### Written task 1
Show every line of the entries that contains the string "area". Case counts.

Confidential emails are handled and processed by a number of machines and programs without us most of us giving it a second thought. Disclosure risks can be limited with a combination of good procedures and encryption technology, but in my experience few businesses not involved in critically sensitive matters do so consistently. For most of my clients, misfiled or thoughtlessly forwarded emails pose a much greater risk of blown secrets than cyber-snoops.

In the end, this client decided to change nothing about his communication methods. To give him a taste of real confidentiality problems, I shared with him, and now you, my favorite stories about confidentiality breaches--favorite now that they are years behind us and no lasting damage occurred.

In one case, my client had shared his plan to sell his company with his father. Understandable enough, but he failed to adequately impress upon his father the need for secrecy. The father, as fathers and mothers are prone to do, bragged about his very successful son over drinks with an acquaintance that unbeknownst to the father had connections to a competitor to the son’s company. When the competitor started telling my client’s customers about the sale, the carefully-laid plans for announcing the deal went out the window and the company went into crisis management mode.

### Written task 2
According to the text on confidentiality breaches, what do most of the writer's clients face a much greater risk from than cyber-snoops?

### Supplied information
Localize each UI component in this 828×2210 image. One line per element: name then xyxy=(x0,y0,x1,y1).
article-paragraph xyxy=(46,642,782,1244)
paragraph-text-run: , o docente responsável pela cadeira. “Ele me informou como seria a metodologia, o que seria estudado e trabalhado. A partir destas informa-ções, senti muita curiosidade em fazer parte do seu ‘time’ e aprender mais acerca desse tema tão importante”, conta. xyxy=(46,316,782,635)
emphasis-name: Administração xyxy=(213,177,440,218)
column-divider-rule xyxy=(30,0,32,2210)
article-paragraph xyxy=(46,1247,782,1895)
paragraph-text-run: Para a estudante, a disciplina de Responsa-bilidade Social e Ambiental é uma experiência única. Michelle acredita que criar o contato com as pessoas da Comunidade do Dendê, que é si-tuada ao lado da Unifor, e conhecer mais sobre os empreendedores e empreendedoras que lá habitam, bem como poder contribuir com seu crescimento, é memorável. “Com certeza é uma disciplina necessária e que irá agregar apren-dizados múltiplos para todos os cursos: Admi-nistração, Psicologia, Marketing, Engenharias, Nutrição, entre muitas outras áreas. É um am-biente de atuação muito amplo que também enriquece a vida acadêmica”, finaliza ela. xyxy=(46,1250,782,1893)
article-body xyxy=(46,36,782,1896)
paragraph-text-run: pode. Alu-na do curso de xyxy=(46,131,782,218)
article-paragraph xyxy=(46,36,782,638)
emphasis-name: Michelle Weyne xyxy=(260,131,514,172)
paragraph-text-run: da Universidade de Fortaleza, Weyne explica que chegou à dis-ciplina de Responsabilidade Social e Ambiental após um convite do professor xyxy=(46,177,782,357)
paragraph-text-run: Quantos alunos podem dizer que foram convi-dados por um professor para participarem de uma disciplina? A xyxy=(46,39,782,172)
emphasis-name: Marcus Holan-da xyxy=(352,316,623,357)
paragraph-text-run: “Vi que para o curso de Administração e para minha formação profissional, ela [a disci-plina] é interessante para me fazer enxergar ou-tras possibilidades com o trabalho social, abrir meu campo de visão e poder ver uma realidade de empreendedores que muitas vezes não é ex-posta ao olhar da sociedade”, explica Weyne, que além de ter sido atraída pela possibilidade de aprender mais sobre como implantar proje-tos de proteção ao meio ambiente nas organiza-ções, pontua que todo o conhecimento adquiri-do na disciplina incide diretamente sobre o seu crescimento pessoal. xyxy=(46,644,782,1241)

...

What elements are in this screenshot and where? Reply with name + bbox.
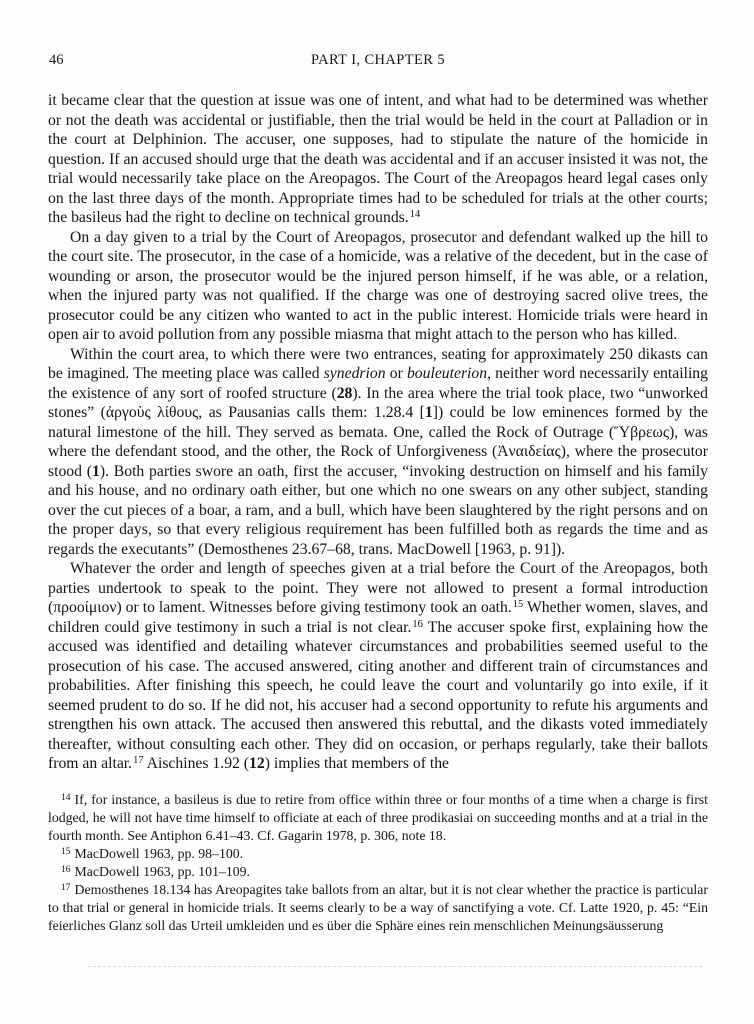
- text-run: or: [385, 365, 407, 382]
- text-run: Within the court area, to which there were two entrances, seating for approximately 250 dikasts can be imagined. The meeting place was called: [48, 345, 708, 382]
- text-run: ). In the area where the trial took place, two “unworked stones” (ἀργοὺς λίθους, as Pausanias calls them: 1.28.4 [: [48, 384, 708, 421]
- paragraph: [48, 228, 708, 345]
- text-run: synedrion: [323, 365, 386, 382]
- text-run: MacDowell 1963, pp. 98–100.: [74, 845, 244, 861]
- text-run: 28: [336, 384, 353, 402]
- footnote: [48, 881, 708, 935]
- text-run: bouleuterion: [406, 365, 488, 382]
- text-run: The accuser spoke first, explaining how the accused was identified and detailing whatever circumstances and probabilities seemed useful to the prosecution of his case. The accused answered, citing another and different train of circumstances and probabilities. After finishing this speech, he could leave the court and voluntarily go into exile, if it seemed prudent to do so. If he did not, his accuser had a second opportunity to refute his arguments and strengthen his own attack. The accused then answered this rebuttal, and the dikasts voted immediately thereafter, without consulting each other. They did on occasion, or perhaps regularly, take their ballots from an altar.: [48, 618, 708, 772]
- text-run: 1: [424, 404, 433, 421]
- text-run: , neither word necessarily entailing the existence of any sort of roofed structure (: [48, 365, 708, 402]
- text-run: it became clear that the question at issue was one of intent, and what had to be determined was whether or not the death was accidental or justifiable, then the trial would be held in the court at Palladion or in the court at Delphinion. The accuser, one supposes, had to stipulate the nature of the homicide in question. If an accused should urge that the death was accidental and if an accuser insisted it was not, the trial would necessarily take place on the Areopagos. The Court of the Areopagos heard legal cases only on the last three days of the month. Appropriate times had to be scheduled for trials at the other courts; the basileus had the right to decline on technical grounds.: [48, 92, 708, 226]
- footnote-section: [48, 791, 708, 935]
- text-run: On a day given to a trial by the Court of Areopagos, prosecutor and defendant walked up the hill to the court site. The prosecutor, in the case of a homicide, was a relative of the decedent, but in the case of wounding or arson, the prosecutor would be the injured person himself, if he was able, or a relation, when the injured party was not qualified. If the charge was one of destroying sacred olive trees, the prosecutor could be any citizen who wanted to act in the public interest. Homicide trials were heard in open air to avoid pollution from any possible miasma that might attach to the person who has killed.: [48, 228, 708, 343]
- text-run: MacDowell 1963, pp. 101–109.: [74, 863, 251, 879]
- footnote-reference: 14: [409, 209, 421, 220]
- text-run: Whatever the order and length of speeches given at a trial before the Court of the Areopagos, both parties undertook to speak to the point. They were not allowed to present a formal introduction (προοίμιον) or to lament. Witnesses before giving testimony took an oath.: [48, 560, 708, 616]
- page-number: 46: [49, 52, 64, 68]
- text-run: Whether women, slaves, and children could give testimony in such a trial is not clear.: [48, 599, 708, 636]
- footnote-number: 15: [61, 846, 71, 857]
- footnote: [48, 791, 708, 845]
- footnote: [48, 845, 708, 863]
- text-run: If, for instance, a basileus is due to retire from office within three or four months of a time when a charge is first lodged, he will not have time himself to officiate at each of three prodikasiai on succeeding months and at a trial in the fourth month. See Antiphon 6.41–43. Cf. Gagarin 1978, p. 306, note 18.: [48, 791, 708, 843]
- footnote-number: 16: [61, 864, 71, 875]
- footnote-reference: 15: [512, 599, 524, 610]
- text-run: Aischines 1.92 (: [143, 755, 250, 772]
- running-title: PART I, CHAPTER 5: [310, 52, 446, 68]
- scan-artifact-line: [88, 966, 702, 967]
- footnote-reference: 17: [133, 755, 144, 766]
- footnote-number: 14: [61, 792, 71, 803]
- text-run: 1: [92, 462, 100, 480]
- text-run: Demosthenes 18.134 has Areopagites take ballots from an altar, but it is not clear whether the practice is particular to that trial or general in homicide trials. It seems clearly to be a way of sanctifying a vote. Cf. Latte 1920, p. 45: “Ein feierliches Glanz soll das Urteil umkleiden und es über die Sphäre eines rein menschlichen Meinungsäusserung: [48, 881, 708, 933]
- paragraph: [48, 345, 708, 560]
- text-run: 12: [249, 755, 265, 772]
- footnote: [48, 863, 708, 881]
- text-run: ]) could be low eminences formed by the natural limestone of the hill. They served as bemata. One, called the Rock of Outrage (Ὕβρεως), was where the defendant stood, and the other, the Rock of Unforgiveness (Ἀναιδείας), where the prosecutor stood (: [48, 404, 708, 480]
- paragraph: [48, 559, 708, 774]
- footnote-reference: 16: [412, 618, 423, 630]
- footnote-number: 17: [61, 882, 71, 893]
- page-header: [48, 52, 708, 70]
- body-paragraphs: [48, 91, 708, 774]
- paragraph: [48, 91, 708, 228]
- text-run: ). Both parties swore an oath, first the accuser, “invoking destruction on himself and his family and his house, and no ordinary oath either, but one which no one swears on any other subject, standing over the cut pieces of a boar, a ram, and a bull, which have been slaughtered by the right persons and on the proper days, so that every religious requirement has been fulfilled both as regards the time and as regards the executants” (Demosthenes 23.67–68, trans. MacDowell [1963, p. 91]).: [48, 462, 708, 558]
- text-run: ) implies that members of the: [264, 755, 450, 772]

--

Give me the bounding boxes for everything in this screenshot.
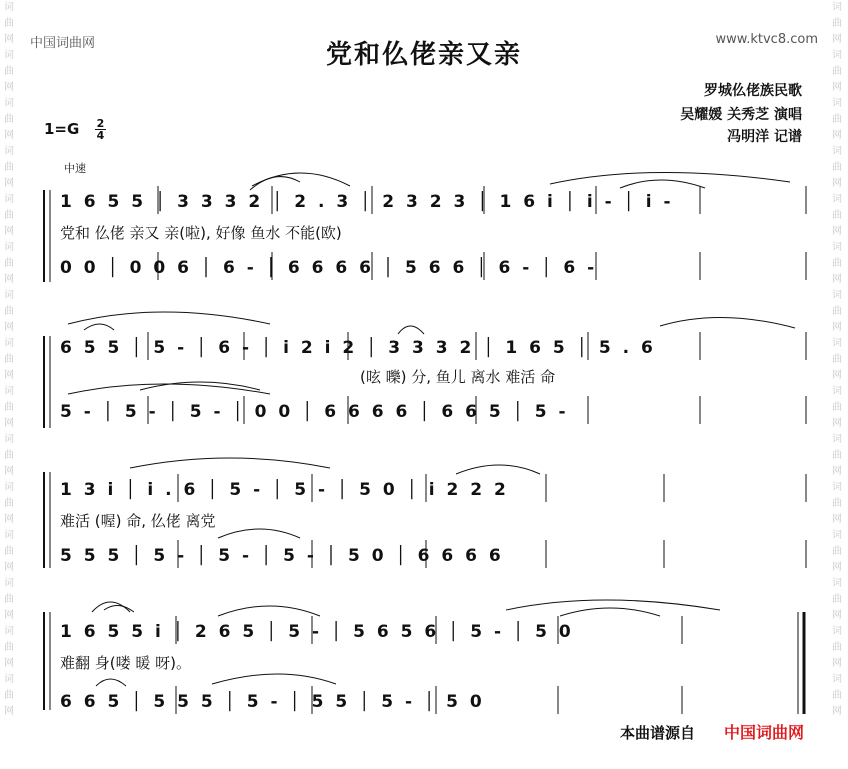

### Written reply 1
- text-run: Within the court area, to which there were two entrances, seating for approximately 250 dikasts can be imagined. The meeting place was called: [48, 345, 708, 382]
- text-run: ). In the area where the trial took place, two “unworked stones” (ἀργοὺς λίθους, as Pausanias calls them: 1.28.4 [: [48, 384, 708, 421]

### Written reply 2
Misfiled or thoughtlessly forwarded emails.